▶ **The exercise**:
Lay out the lines from the line with "envelope-icon <box>707 1230 723 1242</box>" to the line with "footer-link-label: About Us", both included, as a Markdown table with the columns "Row" and "Line". Leave out any blank lines.
━━━━━ Supplied material ━━━━━
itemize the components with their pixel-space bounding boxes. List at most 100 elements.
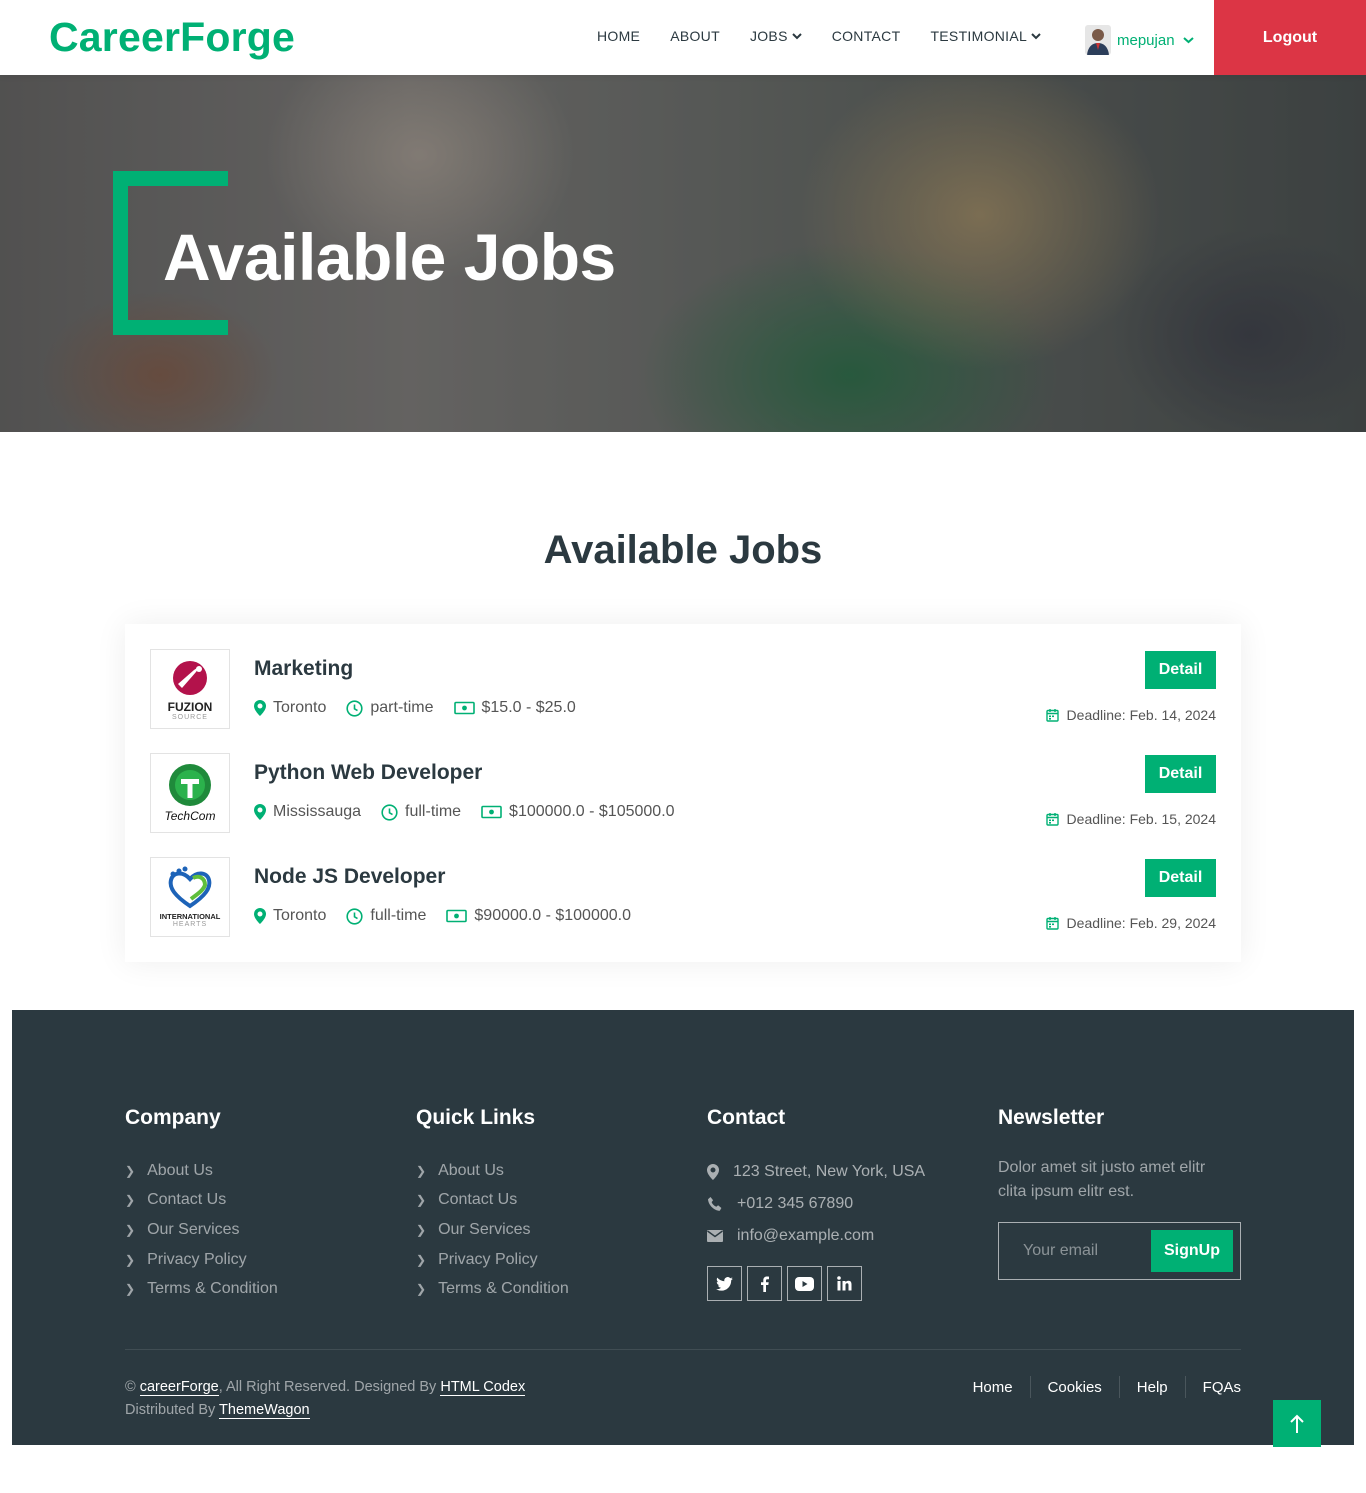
envelope-icon <box>707 1230 723 1242</box>
job-deadline: Deadline: Feb. 14, 2024 <box>1045 707 1216 723</box>
job-deadline: Deadline: Feb. 29, 2024 <box>1045 915 1216 931</box>
footer-link-label: Privacy Policy <box>147 1250 247 1268</box>
brand-logo[interactable]: CareerForge <box>49 14 295 61</box>
clock-icon <box>346 699 363 717</box>
money-bill-icon <box>481 805 502 819</box>
twitter-button[interactable] <box>707 1266 742 1301</box>
contact-phone: +012 345 67890 <box>707 1188 925 1220</box>
designer-link[interactable]: HTML Codex <box>440 1379 526 1396</box>
calendar-icon <box>1045 709 1059 722</box>
footer-menu-cookies[interactable]: Cookies <box>1048 1379 1102 1396</box>
footer-menu-fqas[interactable]: FQAs <box>1203 1379 1241 1396</box>
site-link[interactable]: careerForge <box>139 1379 219 1396</box>
job-deadline-text: Deadline: Feb. 29, 2024 <box>1066 915 1216 931</box>
user-menu[interactable]: mepujan <box>1085 25 1194 55</box>
footer-link-label: About Us <box>147 1161 213 1179</box>
footer-link-privacy[interactable]: ❯ Privacy Policy <box>416 1245 569 1275</box>
job-item: TechCom Python Web Developer Mississauga… <box>150 753 1216 833</box>
job-salary-text: $100000.0 - $105000.0 <box>509 803 675 820</box>
footer-link-about[interactable]: ❯ About Us <box>416 1156 569 1186</box>
chevron-right-icon: ❯ <box>125 1282 136 1297</box>
newsletter-form: SignUp <box>998 1222 1241 1280</box>
youtube-button[interactable] <box>787 1266 822 1301</box>
linkedin-button[interactable] <box>827 1266 862 1301</box>
nav-jobs[interactable]: JOBS <box>750 28 802 44</box>
footer-company-title: Company <box>125 1106 221 1129</box>
chevron-right-icon: ❯ <box>416 1252 427 1267</box>
footer-company: Company ❯ About Us ❯ Contact Us ❯ Our Servi… <box>125 1106 278 1304</box>
job-type-text: full-time <box>405 803 462 820</box>
company-logo-text: TechCom <box>164 809 216 823</box>
job-salary-text: $15.0 - $25.0 <box>481 699 576 716</box>
newsletter-email-input[interactable] <box>999 1223 1149 1279</box>
job-item: INTERNATIONAL HEARTS Node JS Developer T… <box>150 857 1216 937</box>
hero-banner: Available Jobs <box>0 75 1366 432</box>
job-title[interactable]: Node JS Developer <box>254 865 445 889</box>
company-logo-text: INTERNATIONAL <box>159 912 221 921</box>
chevron-down-icon <box>1182 37 1194 44</box>
nav-about[interactable]: ABOUT <box>670 28 720 44</box>
money-bill-icon <box>446 909 468 923</box>
company-logo: INTERNATIONAL HEARTS <box>150 857 230 937</box>
chevron-down-icon <box>1031 33 1041 40</box>
chevron-right-icon: ❯ <box>125 1193 136 1208</box>
back-to-top-button[interactable] <box>1273 1400 1321 1447</box>
detail-button[interactable]: Detail <box>1145 651 1216 689</box>
footer-newsletter-title: Newsletter <box>998 1106 1105 1129</box>
footer-link-services[interactable]: ❯ Our Services <box>125 1215 278 1245</box>
detail-button[interactable]: Detail <box>1145 859 1216 897</box>
detail-button[interactable]: Detail <box>1145 755 1216 793</box>
footer-contact-title: Contact <box>707 1106 786 1129</box>
footer-link-label: Terms & Condition <box>438 1280 569 1298</box>
job-location: Toronto <box>254 907 326 925</box>
job-type-text: full-time <box>370 907 427 924</box>
nav-testimonial[interactable]: TESTIMONIAL <box>930 28 1041 44</box>
nav-contact[interactable]: CONTACT <box>832 28 901 44</box>
section-title: Available Jobs <box>543 528 823 572</box>
job-item: FUZION SOURCE Marketing Toronto part-tim… <box>150 649 1216 729</box>
footer-link-contact[interactable]: ❯ Contact Us <box>416 1186 569 1216</box>
divider <box>1118 1376 1120 1398</box>
navbar: CareerForge HOME ABOUT JOBS CONTACT TEST… <box>0 0 1366 75</box>
distributor-link[interactable]: ThemeWagon <box>219 1402 310 1419</box>
job-salary-text: $90000.0 - $100000.0 <box>474 907 631 924</box>
youtube-icon <box>795 1276 814 1291</box>
chevron-right-icon: ❯ <box>416 1163 427 1178</box>
job-meta: Mississauga full-time $100000.0 - $10500… <box>254 803 695 821</box>
arrow-up-icon <box>1290 1414 1304 1433</box>
footer-quick-links: Quick Links ❯ About Us ❯ Contact Us ❯ Our S… <box>416 1106 569 1304</box>
map-marker-icon <box>254 908 266 924</box>
footer-link-about[interactable]: ❯ About Us <box>125 1156 278 1186</box>
nav-home-label: HOME <box>597 28 641 44</box>
footer-link-contact[interactable]: ❯ Contact Us <box>125 1186 278 1216</box>
contact-email-text: info@example.com <box>737 1227 875 1244</box>
job-title[interactable]: Marketing <box>254 657 353 681</box>
copyright-symbol: © <box>125 1379 136 1395</box>
job-title[interactable]: Python Web Developer <box>254 761 482 785</box>
footer-link-privacy[interactable]: ❯ Privacy Policy <box>125 1245 278 1275</box>
footer-link-terms[interactable]: ❯ Terms & Condition <box>416 1274 569 1304</box>
footer-menu-home[interactable]: Home <box>973 1379 1013 1396</box>
signup-button[interactable]: SignUp <box>1151 1230 1233 1272</box>
facebook-icon <box>761 1276 769 1292</box>
nav-testimonial-label: TESTIMONIAL <box>930 28 1028 44</box>
contact-email: info@example.com <box>707 1220 925 1252</box>
footer-link-label: Terms & Condition <box>147 1280 278 1298</box>
footer-quick-title: Quick Links <box>416 1106 536 1129</box>
nav-contact-label: CONTACT <box>831 28 901 44</box>
copyright-text: , All Right Reserved. Designed By <box>218 1379 437 1395</box>
footer-menu: Home Cookies Help FQAs <box>973 1376 1241 1398</box>
facebook-button[interactable] <box>747 1266 782 1301</box>
contact-phone-text: +012 345 67890 <box>737 1195 854 1212</box>
footer-divider <box>125 1349 1241 1350</box>
footer-newsletter: Newsletter Dolor amet sit justo amet eli… <box>998 1106 1241 1280</box>
logout-button[interactable]: Logout <box>1214 0 1366 75</box>
company-logo-subtext: HEARTS <box>172 921 208 928</box>
footer-menu-help[interactable]: Help <box>1137 1379 1168 1396</box>
footer-link-terms[interactable]: ❯ Terms & Condition <box>125 1274 278 1304</box>
map-marker-icon <box>254 804 266 820</box>
copyright: © careerForge, All Right Reserved. Desig… <box>125 1376 526 1422</box>
nav-home[interactable]: HOME <box>597 28 640 44</box>
calendar-icon <box>1045 917 1059 930</box>
footer-link-services[interactable]: ❯ Our Services <box>416 1215 569 1245</box>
━━━━━
▶ **Answer to this problem**:
| Row | Line |
|---|---|
| 1 | envelope-icon <box>707 1230 723 1242</box> |
| 2 | job-deadline: Deadline: Feb. 14, 2024 <box>1045 707 1216 723</box> |
| 3 | job-deadline: Deadline: Feb. 29, 2024 <box>1045 915 1216 931</box> |
| 4 | footer-link-label: Privacy Policy <box>147 1250 247 1268</box> |
| 5 | brand-logo[interactable]: CareerForge <box>49 14 295 61</box> |
| 6 | clock-icon <box>346 699 363 717</box> |
| 7 | money-bill-icon <box>481 805 502 819</box> |
| 8 | twitter-button[interactable] <box>707 1266 742 1301</box> |
| 9 | contact-phone: +012 345 67890 <box>707 1188 925 1220</box> |
| 10 | designer-link[interactable]: HTML Codex <box>440 1379 526 1396</box> |
| 11 | calendar-icon <box>1045 709 1059 722</box> |
| 12 | footer-menu-cookies[interactable]: Cookies <box>1048 1379 1102 1396</box> |
| 13 | footer-menu-fqas[interactable]: FQAs <box>1203 1379 1241 1396</box> |
| 14 | site-link[interactable]: careerForge <box>139 1379 219 1396</box> |
| 15 | job-deadline-text: Deadline: Feb. 29, 2024 <box>1066 915 1216 931</box> |
| 16 | user-menu[interactable]: mepujan <box>1085 25 1194 55</box> |
| 17 | footer-link-label: About Us <box>147 1161 213 1179</box> |